Exercise instructions:
Omit all pictures. Quote the lines from the one with "Output a JSON" through the end of the listing below, exactly as they appear.
- - - - - - -
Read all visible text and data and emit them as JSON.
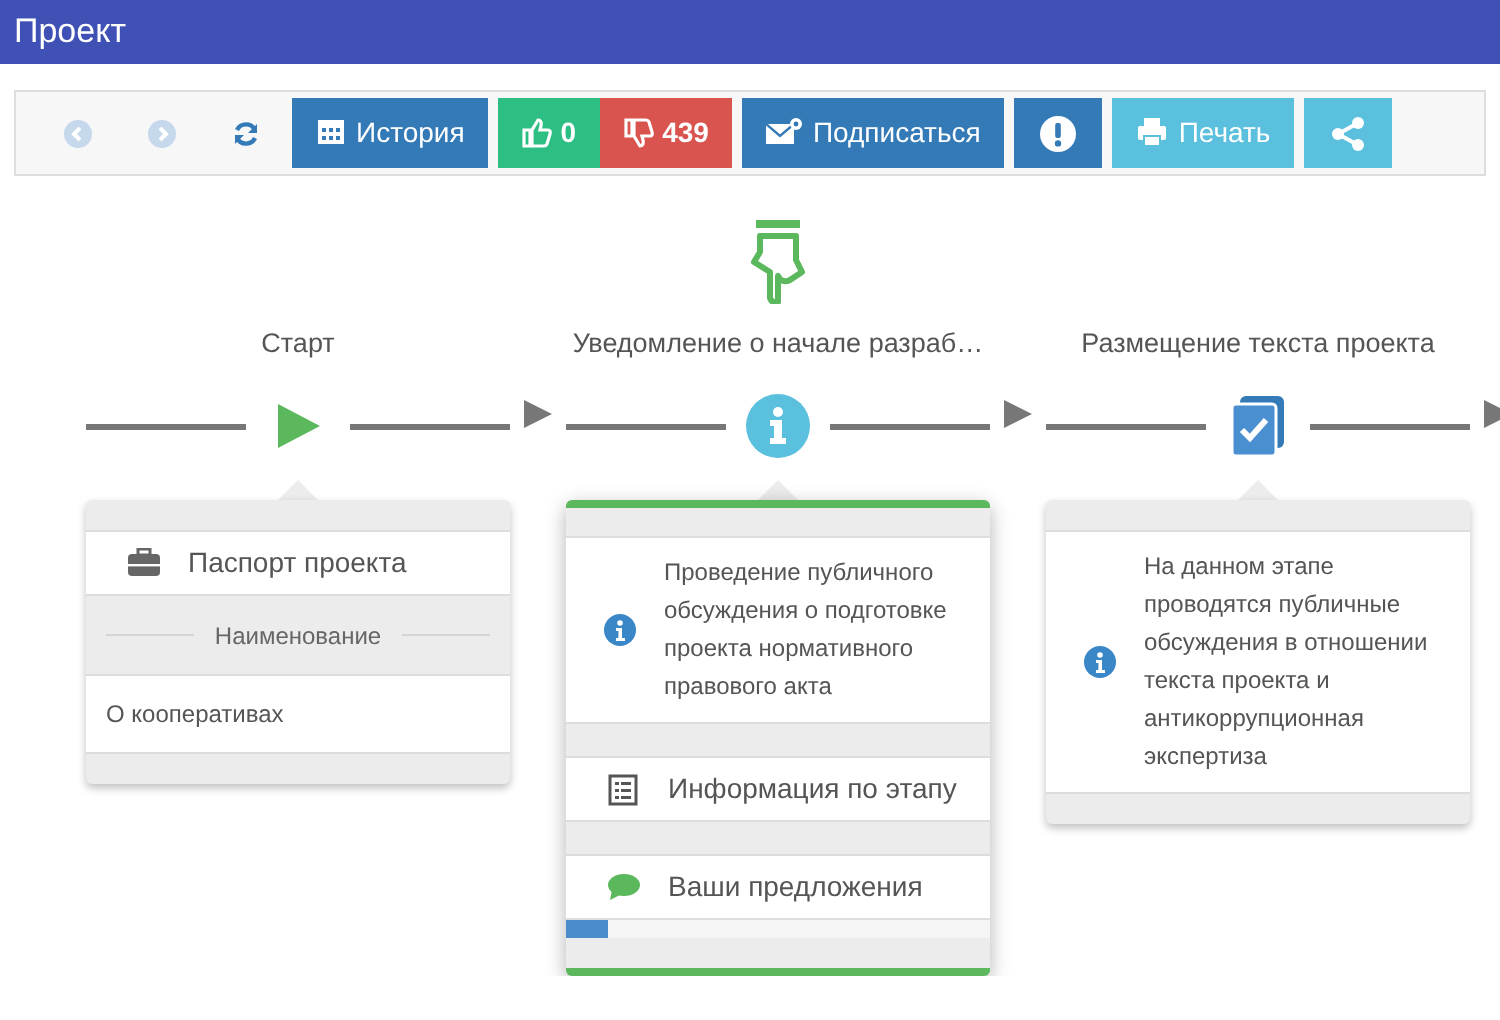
{
  "window": {
    "title": "Проект"
  },
  "toolbar": [
    {
      "kind": "nav",
      "disabled": true
    },
    {
      "kind": "nav",
      "disabled": true
    },
    {
      "kind": "nav",
      "disabled": false
    },
    {
      "kind": "button",
      "label": "История",
      "color": "#337ab7"
    },
    {
      "kind": "vote",
      "buttons": [
        {
          "label": "0",
          "color": "#2dbe83"
        },
        {
          "label": "439",
          "color": "#d9534f"
        }
      ]
    },
    {
      "kind": "button",
      "label": "Подписаться",
      "color": "#337ab7"
    },
    {
      "kind": "button",
      "color": "#337ab7"
    },
    {
      "kind": "button",
      "label": "Печать",
      "color": "#5bc0de"
    },
    {
      "kind": "button",
      "color": "#5bc0de"
    }
  ],
  "stages": [
    {
      "label": "Старт",
      "current": false,
      "active": false,
      "card": {
        "rows": [
          {
            "kind": "link",
            "text": "Паспорт проекта"
          },
          {
            "kind": "section",
            "text": "Наименование"
          },
          {
            "kind": "text",
            "text": "О кооперативах"
          }
        ]
      }
    },
    {
      "label": "Уведомление о начале разраб…",
      "current": true,
      "active": true,
      "card": {
        "rows": [
          {
            "kind": "info",
            "text": "Проведение публичного обсуждения о подготовке проекта нормативного правового акта"
          },
          {
            "kind": "link",
            "text": "Информация по этапу"
          },
          {
            "kind": "link",
            "text": "Ваши предложения"
          }
        ],
        "progress": {
          "level": 0.1
        }
      }
    },
    {
      "label": "Размещение текста проекта",
      "current": false,
      "active": false,
      "card": {
        "rows": [
          {
            "kind": "info",
            "text": "На данном этапе проводятся публичные обсуждения в отношении текста проекта и антикоррупционная экспертиза"
          }
        ]
      }
    }
  ]
}
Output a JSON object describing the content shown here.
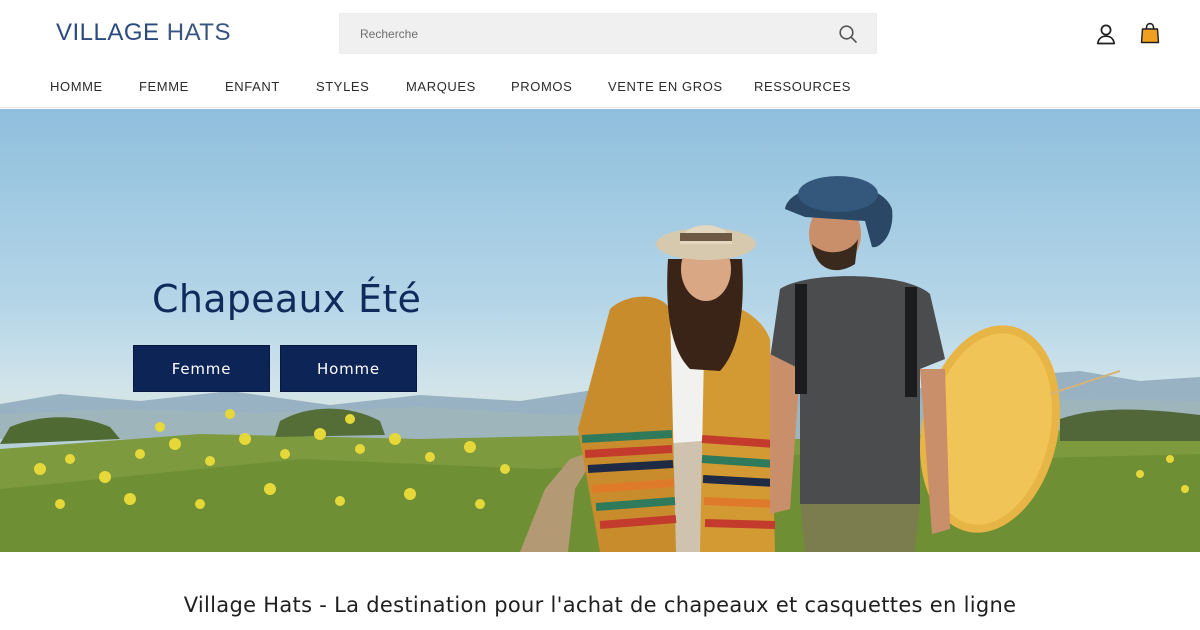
{
  "header": {
    "logo": {
      "bold": "VILLAGE",
      "light": "HATS"
    },
    "search": {
      "placeholder": "Recherche",
      "icon": "search-icon"
    },
    "account_icon": "account-icon",
    "cart_icon": "shopping-bag-icon"
  },
  "nav": {
    "items": [
      {
        "label": "HOMME"
      },
      {
        "label": "FEMME"
      },
      {
        "label": "ENFANT"
      },
      {
        "label": "STYLES"
      },
      {
        "label": "MARQUES"
      },
      {
        "label": "PROMOS"
      },
      {
        "label": "VENTE EN GROS"
      },
      {
        "label": "RESSOURCES"
      }
    ]
  },
  "hero": {
    "title": "Chapeaux Été",
    "buttons": {
      "femme": "Femme",
      "homme": "Homme"
    }
  },
  "tagline": "Village Hats - La destination pour l'achat de chapeaux et casquettes en ligne",
  "colors": {
    "logo": "#2b4a7e",
    "hero_button": "#0c2456",
    "hero_title": "#0f2b5b",
    "cart_accent": "#f0a020"
  }
}
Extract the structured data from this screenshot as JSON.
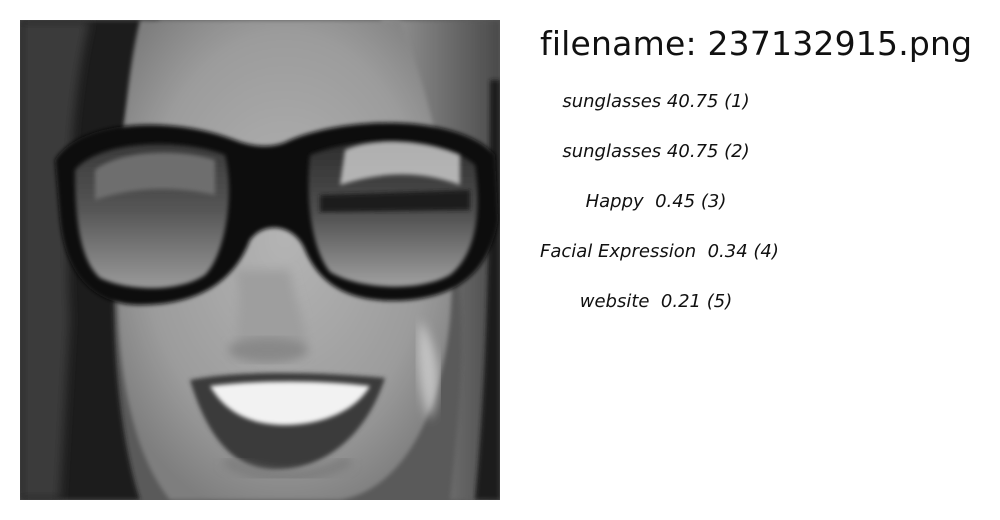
{
  "filename_label": "filename: 237132915.png",
  "image": {
    "subject": "grayscale close-up of a smiling woman wearing large dark sunglasses",
    "icon": "photo"
  },
  "labels": [
    {
      "text": "sunglasses 40.75 (1)"
    },
    {
      "text": "sunglasses 40.75 (2)"
    },
    {
      "text": "Happy  0.45 (3)"
    },
    {
      "text": "Facial Expression  0.34 (4)"
    },
    {
      "text": "website  0.21 (5)"
    }
  ]
}
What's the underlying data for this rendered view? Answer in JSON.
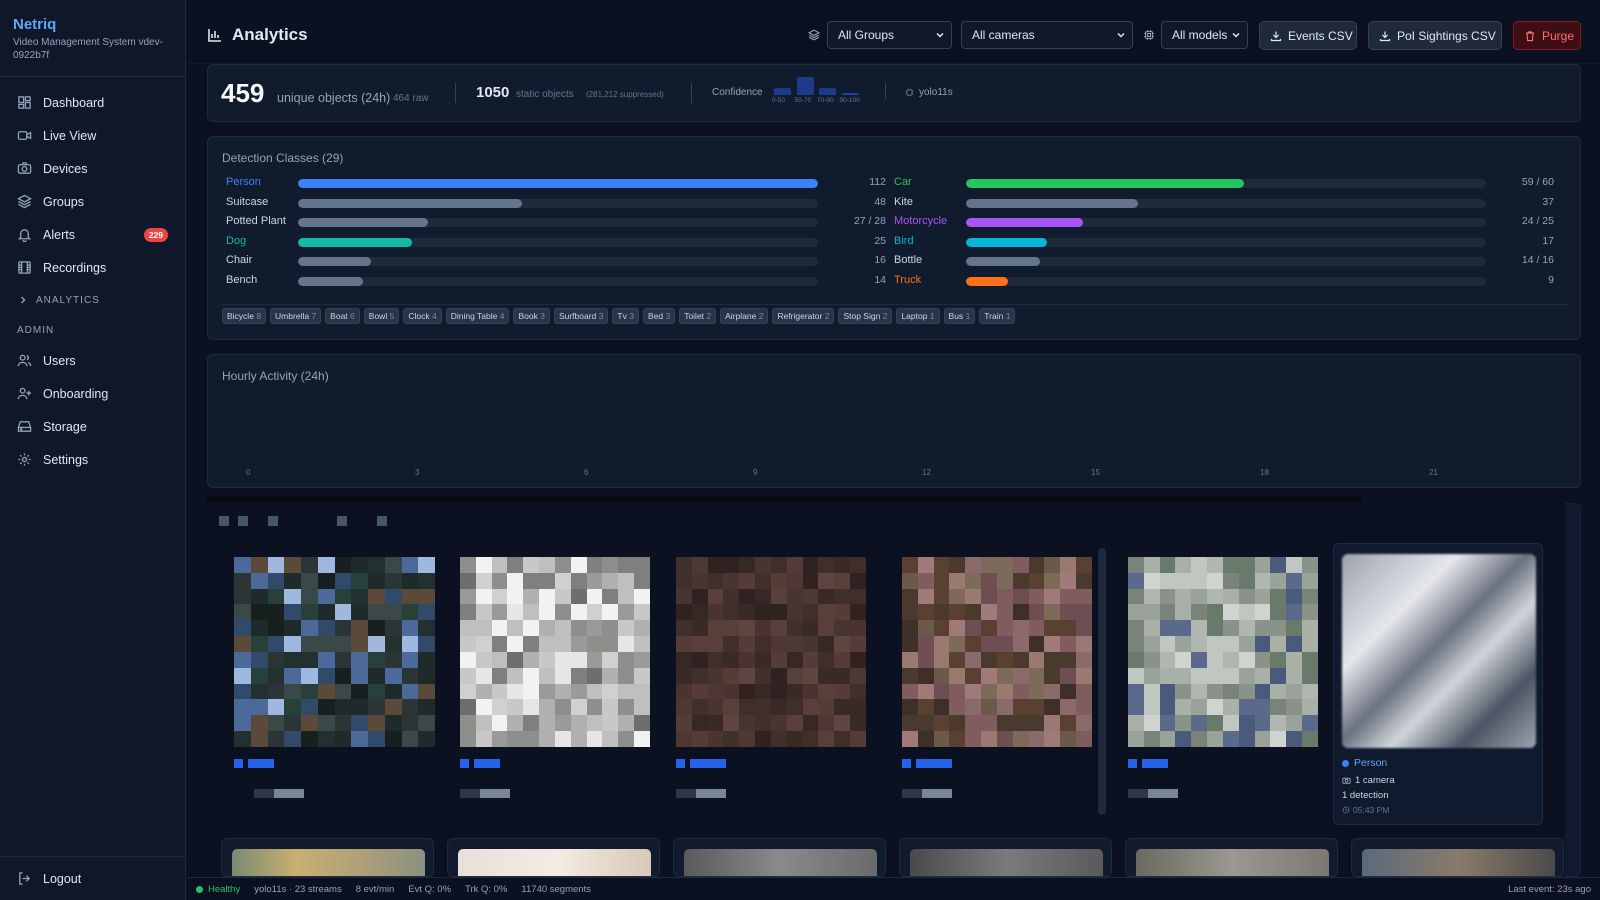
- - - - - - -
The response:
Output a JSON object describing the content shown here.
{
  "header": {
    "logo": {
      "bold": "VILLAGE",
      "light": "HATS"
    },
    "search": {
      "placeholder": "Recherche",
      "icon": "search-icon"
    },
    "account_icon": "account-icon",
    "cart_icon": "shopping-bag-icon"
  },
  "nav": {
    "items": [
      {
        "label": "HOMME"
      },
      {
        "label": "FEMME"
      },
      {
        "label": "ENFANT"
      },
      {
        "label": "STYLES"
      },
      {
        "label": "MARQUES"
      },
      {
        "label": "PROMOS"
      },
      {
        "label": "VENTE EN GROS"
      },
      {
        "label": "RESSOURCES"
      }
    ]
  },
  "hero": {
    "title": "Chapeaux Été",
    "buttons": {
      "femme": "Femme",
      "homme": "Homme"
    }
  },
  "tagline": "Village Hats - La destination pour l'achat de chapeaux et casquettes en ligne",
  "colors": {
    "logo": "#2b4a7e",
    "hero_button": "#0c2456",
    "hero_title": "#0f2b5b",
    "cart_accent": "#f0a020"
  }
}
Extract the structured data from this screenshot as JSON.
{
  "filename_label": "filename: 237132915.png",
  "image": {
    "subject": "grayscale close-up of a smiling woman wearing large dark sunglasses",
    "icon": "photo"
  },
  "labels": [
    {
      "text": "sunglasses 40.75 (1)"
    },
    {
      "text": "sunglasses 40.75 (2)"
    },
    {
      "text": "Happy  0.45 (3)"
    },
    {
      "text": "Facial Expression  0.34 (4)"
    },
    {
      "text": "website  0.21 (5)"
    }
  ]
}
What's the underlying data for this rendered view? Answer in JSON.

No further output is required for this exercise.